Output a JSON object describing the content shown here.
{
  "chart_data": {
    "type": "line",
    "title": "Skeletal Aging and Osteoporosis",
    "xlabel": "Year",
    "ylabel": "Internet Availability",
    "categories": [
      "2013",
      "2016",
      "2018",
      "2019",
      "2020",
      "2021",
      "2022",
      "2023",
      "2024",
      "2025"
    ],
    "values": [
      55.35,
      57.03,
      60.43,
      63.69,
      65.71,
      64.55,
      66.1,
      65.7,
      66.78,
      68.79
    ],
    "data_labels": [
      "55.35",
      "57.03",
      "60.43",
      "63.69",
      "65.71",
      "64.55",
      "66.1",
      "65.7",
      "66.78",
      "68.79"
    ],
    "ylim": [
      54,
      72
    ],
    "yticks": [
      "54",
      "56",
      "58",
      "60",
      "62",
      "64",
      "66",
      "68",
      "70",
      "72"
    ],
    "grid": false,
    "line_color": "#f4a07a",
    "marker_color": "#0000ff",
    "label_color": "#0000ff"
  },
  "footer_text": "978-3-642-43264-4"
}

§ §

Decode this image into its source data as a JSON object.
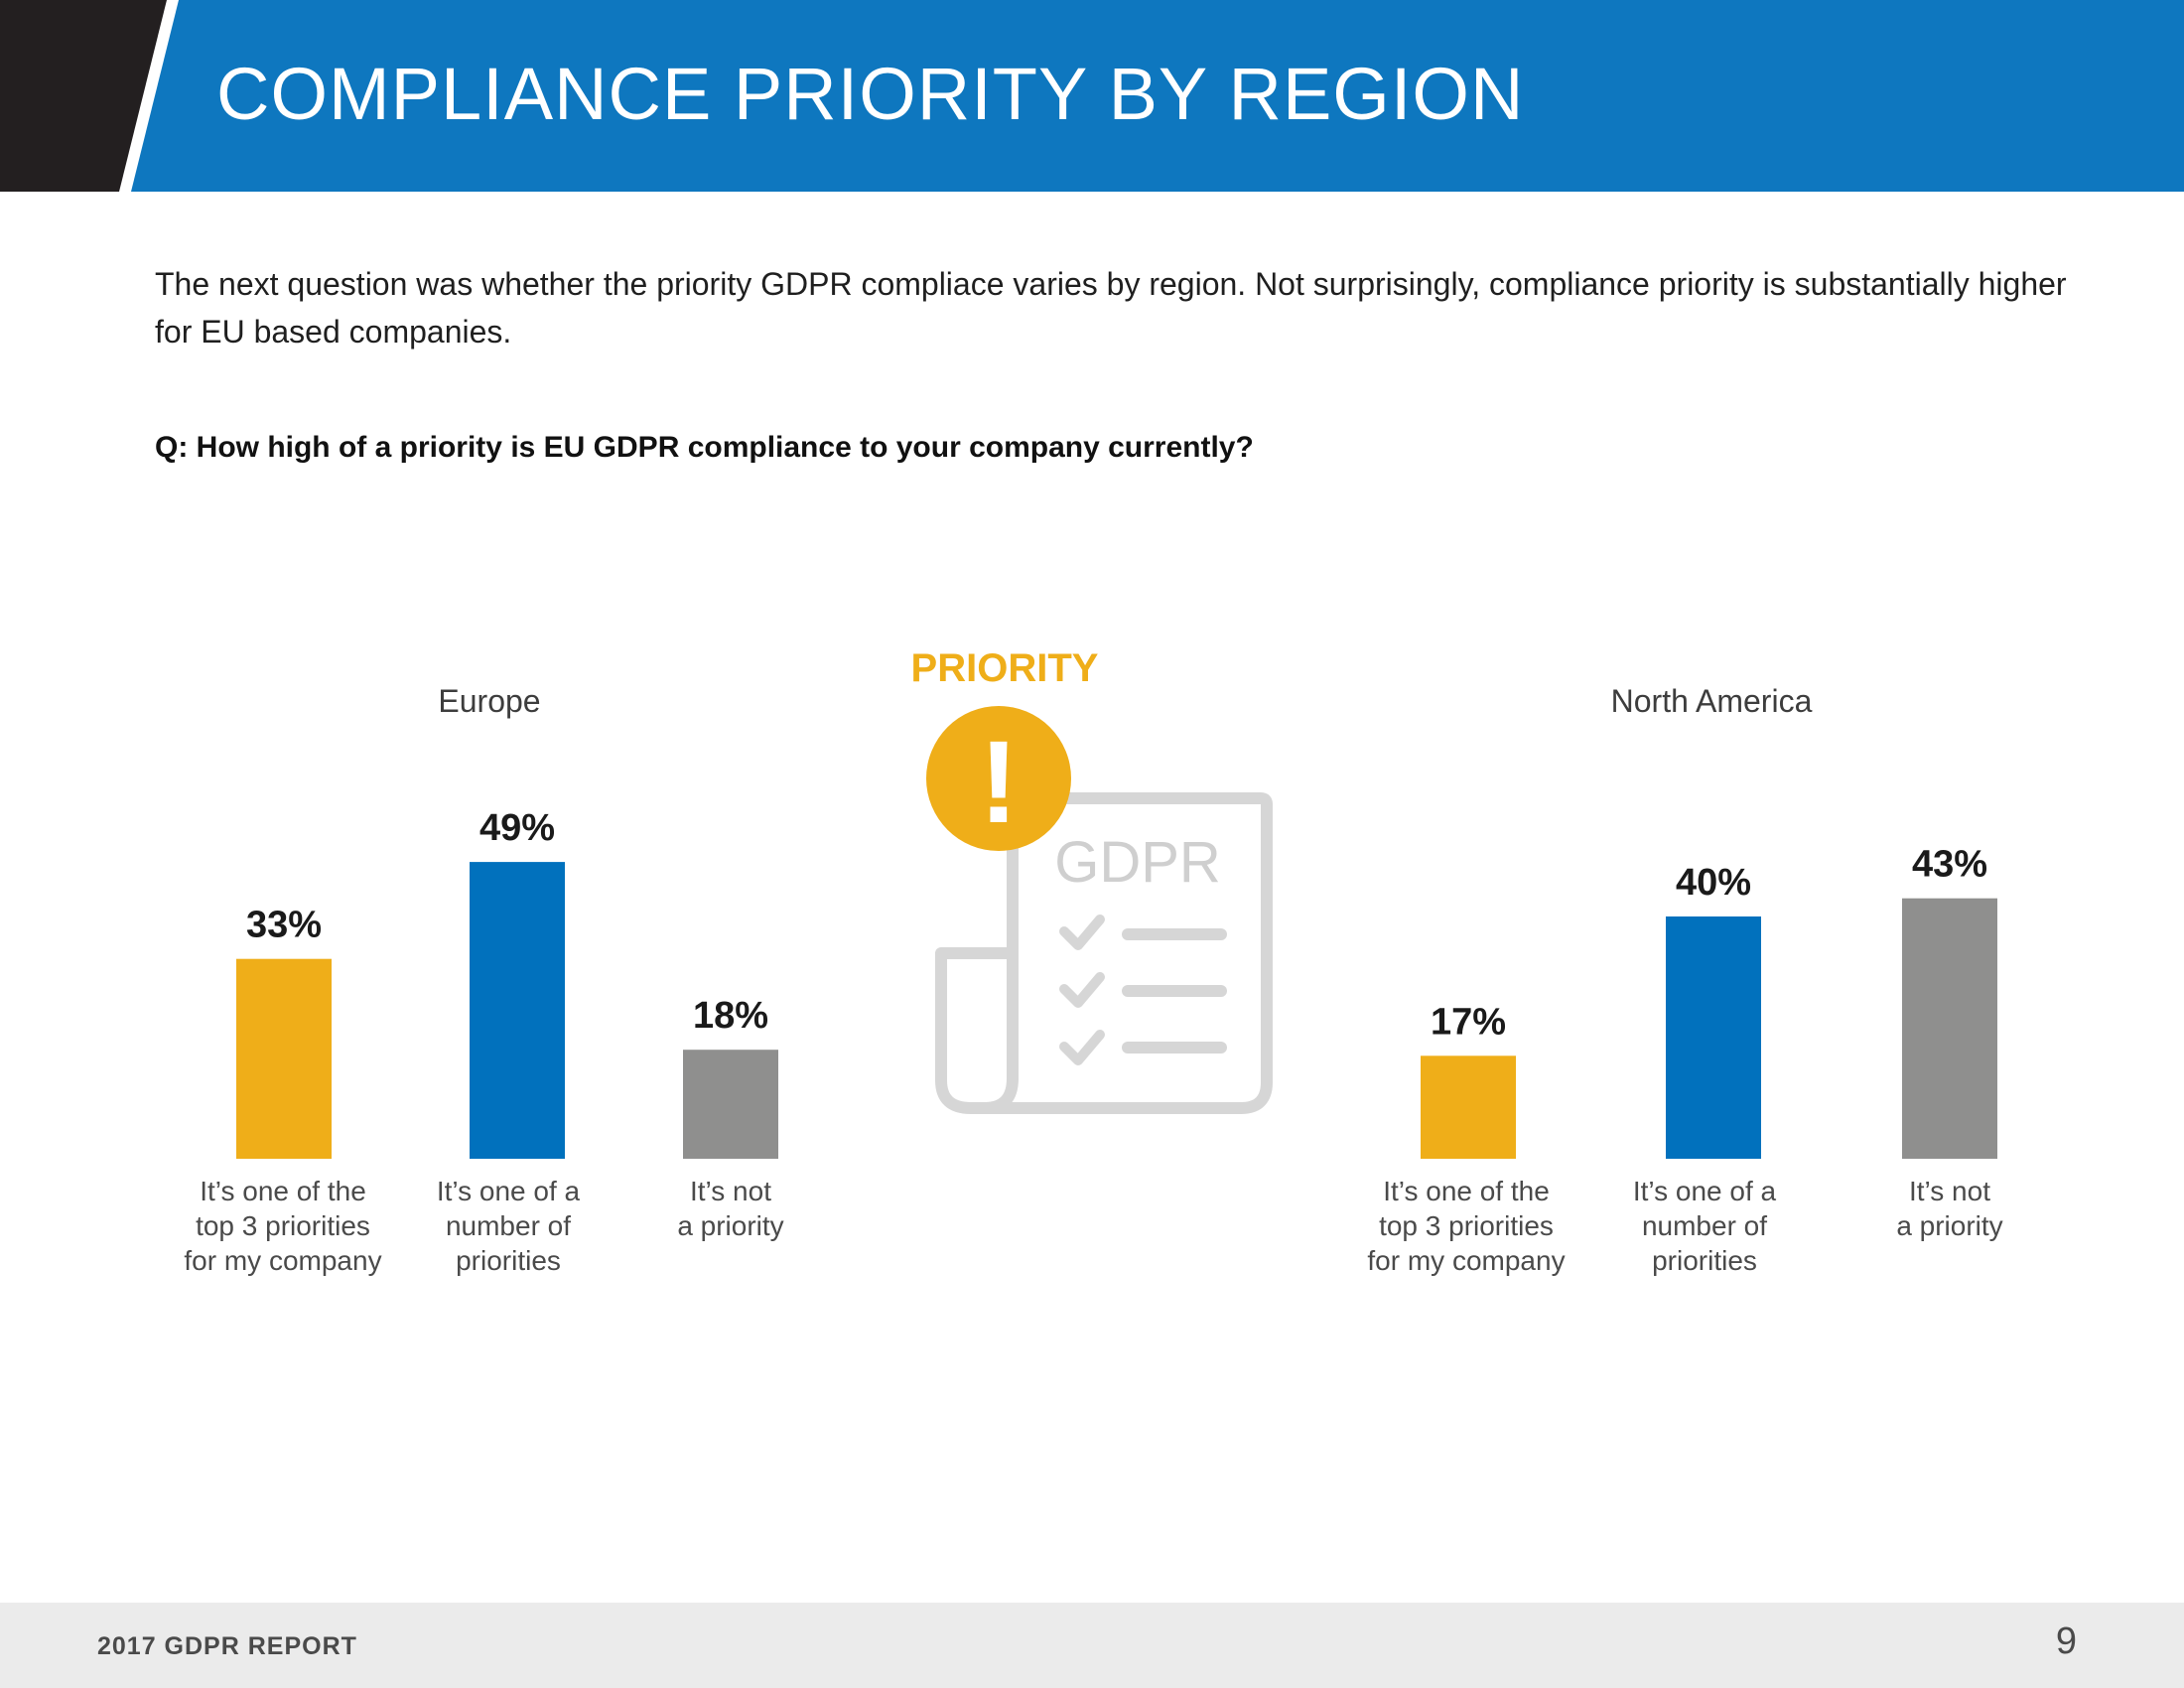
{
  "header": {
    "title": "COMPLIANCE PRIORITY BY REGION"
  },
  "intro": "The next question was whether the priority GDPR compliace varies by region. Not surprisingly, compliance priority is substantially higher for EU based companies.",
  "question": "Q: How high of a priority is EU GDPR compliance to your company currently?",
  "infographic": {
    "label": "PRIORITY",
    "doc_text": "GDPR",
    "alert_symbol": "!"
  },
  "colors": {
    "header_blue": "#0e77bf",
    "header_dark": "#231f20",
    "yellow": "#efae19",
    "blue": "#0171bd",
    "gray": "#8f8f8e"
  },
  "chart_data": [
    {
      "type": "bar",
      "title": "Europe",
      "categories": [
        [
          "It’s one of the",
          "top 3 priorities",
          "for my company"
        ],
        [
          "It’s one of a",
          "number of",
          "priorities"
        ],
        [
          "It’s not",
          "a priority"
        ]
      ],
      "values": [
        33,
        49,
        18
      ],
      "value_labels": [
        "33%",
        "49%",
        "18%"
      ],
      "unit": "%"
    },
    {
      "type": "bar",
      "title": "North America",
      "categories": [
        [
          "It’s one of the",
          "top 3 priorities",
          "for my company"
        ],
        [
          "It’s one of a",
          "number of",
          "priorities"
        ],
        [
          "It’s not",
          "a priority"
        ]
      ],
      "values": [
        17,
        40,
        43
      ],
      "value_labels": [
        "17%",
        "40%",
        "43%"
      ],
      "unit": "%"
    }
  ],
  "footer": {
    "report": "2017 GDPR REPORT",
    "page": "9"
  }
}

§ §

REQUIRED WORK
Of the lines in this listing, how many contain "object"? Reply with the number and nothing more.

RESPONSE TO THIS TASK
2